### What the exercise asks
Give the listing again character for character, but drop the images.

— START Data supplied —

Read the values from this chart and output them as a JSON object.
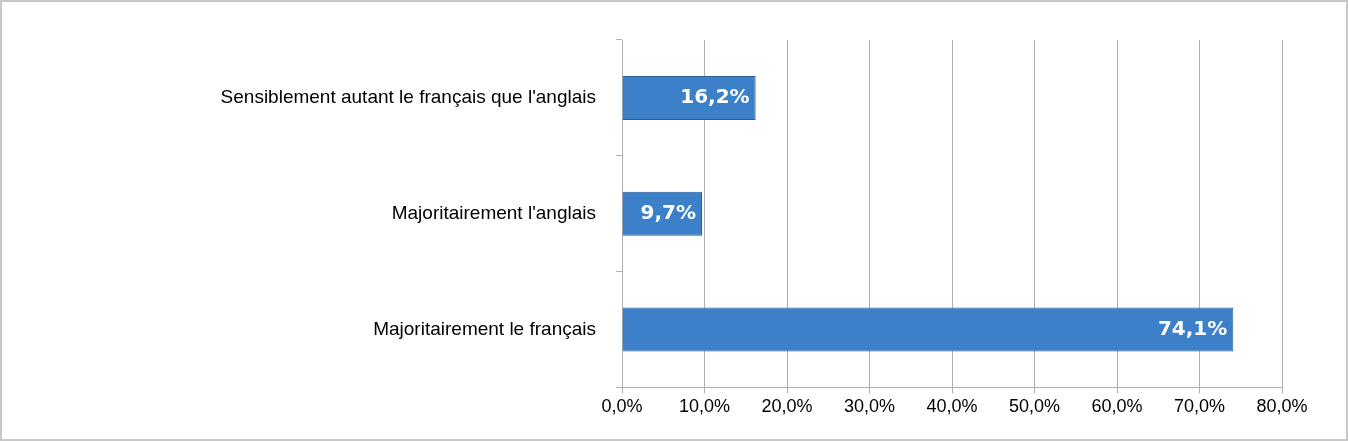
{
  "chart_data": {
    "type": "bar",
    "orientation": "horizontal",
    "categories": [
      "Sensiblement autant le français que l'anglais",
      "Majoritairement l'anglais",
      "Majoritairement le français"
    ],
    "values": [
      16.2,
      9.7,
      74.1
    ],
    "color": "#3b80c8",
    "value_labels": [
      "16,2%",
      "9,7%",
      "74,1%"
    ],
    "xlim": [
      0,
      80
    ],
    "xticks": [
      {
        "value": 0,
        "label": "0,0%"
      },
      {
        "value": 10,
        "label": "10,0%"
      },
      {
        "value": 20,
        "label": "20,0%"
      },
      {
        "value": 30,
        "label": "30,0%"
      },
      {
        "value": 40,
        "label": "40,0%"
      },
      {
        "value": 50,
        "label": "50,0%"
      },
      {
        "value": 60,
        "label": "60,0%"
      },
      {
        "value": 70,
        "label": "70,0%"
      },
      {
        "value": 80,
        "label": "80,0%"
      }
    ],
    "grid": "x",
    "legend": false
  }
}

— END Data supplied —

### Task output
Read the values from this chart and output them as a JSON object.
{
  "chart_data": {
    "type": "bar",
    "orientation": "horizontal",
    "categories": [
      "Sensiblement autant le français que l'anglais",
      "Majoritairement l'anglais",
      "Majoritairement le français"
    ],
    "values": [
      16.2,
      9.7,
      74.1
    ],
    "color": "#3b80c8",
    "value_labels": [
      "16,2%",
      "9,7%",
      "74,1%"
    ],
    "xlim": [
      0,
      80
    ],
    "xticks": [
      {
        "value": 0,
        "label": "0,0%"
      },
      {
        "value": 10,
        "label": "10,0%"
      },
      {
        "value": 20,
        "label": "20,0%"
      },
      {
        "value": 30,
        "label": "30,0%"
      },
      {
        "value": 40,
        "label": "40,0%"
      },
      {
        "value": 50,
        "label": "50,0%"
      },
      {
        "value": 60,
        "label": "60,0%"
      },
      {
        "value": 70,
        "label": "70,0%"
      },
      {
        "value": 80,
        "label": "80,0%"
      }
    ],
    "grid": "x",
    "legend": false
  }
}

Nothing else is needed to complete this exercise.